[What is expected] Give every line of the data again, unchanged, but with no pictures.
# Start of Given data
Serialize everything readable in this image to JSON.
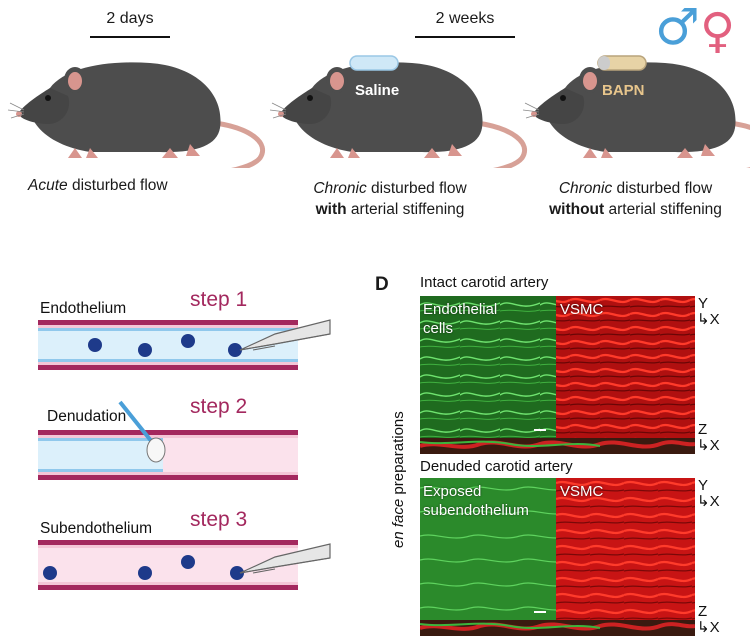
{
  "top": {
    "durations": {
      "acute": "2 days",
      "chronic": "2 weeks"
    },
    "implants": {
      "saline": "Saline",
      "bapn": "BAPN"
    },
    "captions": {
      "acute": {
        "italic": "Acute",
        "rest": " disturbed flow"
      },
      "chronic_with": {
        "italic": "Chronic",
        "rest": " disturbed flow",
        "bold": "with",
        "line2": " arterial stiffening"
      },
      "chronic_without": {
        "italic": "Chronic",
        "rest": " disturbed flow",
        "bold": "without",
        "line2": " arterial stiffening"
      }
    },
    "sex_symbols": {
      "male": "♂",
      "female": "♀",
      "male_color": "#4a9fd8",
      "female_color": "#e2607f"
    }
  },
  "steps": {
    "step1": {
      "label": "step 1",
      "stage": "Endothelium"
    },
    "step2": {
      "label": "step 2",
      "stage": "Denudation"
    },
    "step3": {
      "label": "step 3",
      "stage": "Subendothelium"
    }
  },
  "panel_d": {
    "letter": "D",
    "side_label": {
      "italic": "en face",
      "rest": " preparations"
    },
    "intact": {
      "title": "Intact carotid artery",
      "left_label_1": "Endothelial",
      "left_label_2": "cells",
      "right_label": "VSMC"
    },
    "denuded": {
      "title": "Denuded carotid artery",
      "left_label_1": "Exposed",
      "left_label_2": "subendothelium",
      "right_label": "VSMC"
    },
    "axes": {
      "y": "Y",
      "x": "X",
      "z": "Z"
    }
  }
}
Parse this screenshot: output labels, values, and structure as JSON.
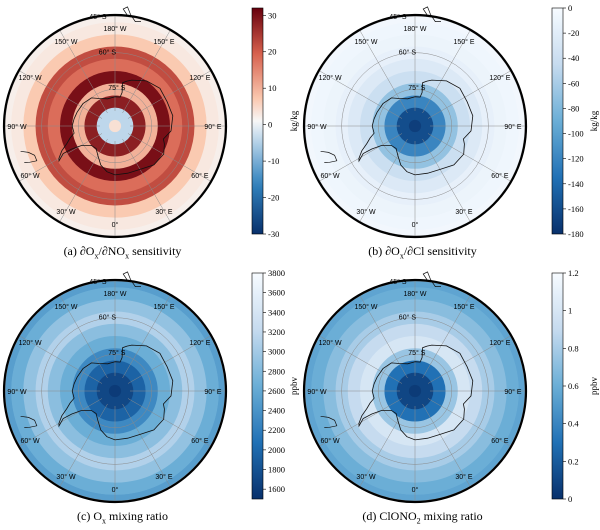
# End of Given data
[Solution for this exercise]
Serialize everything readable in this image to JSON.
{
  "top": {
    "durations": {
      "acute": "2 days",
      "chronic": "2 weeks"
    },
    "implants": {
      "saline": "Saline",
      "bapn": "BAPN"
    },
    "captions": {
      "acute": {
        "italic": "Acute",
        "rest": " disturbed flow"
      },
      "chronic_with": {
        "italic": "Chronic",
        "rest": " disturbed flow",
        "bold": "with",
        "line2": " arterial stiffening"
      },
      "chronic_without": {
        "italic": "Chronic",
        "rest": " disturbed flow",
        "bold": "without",
        "line2": " arterial stiffening"
      }
    },
    "sex_symbols": {
      "male": "♂",
      "female": "♀",
      "male_color": "#4a9fd8",
      "female_color": "#e2607f"
    }
  },
  "steps": {
    "step1": {
      "label": "step 1",
      "stage": "Endothelium"
    },
    "step2": {
      "label": "step 2",
      "stage": "Denudation"
    },
    "step3": {
      "label": "step 3",
      "stage": "Subendothelium"
    }
  },
  "panel_d": {
    "letter": "D",
    "side_label": {
      "italic": "en face",
      "rest": " preparations"
    },
    "intact": {
      "title": "Intact carotid artery",
      "left_label_1": "Endothelial",
      "left_label_2": "cells",
      "right_label": "VSMC"
    },
    "denuded": {
      "title": "Denuded carotid artery",
      "left_label_1": "Exposed",
      "left_label_2": "subendothelium",
      "right_label": "VSMC"
    },
    "axes": {
      "y": "Y",
      "x": "X",
      "z": "Z"
    }
  }
}
Parse this screenshot: output labels, values, and structure as JSON.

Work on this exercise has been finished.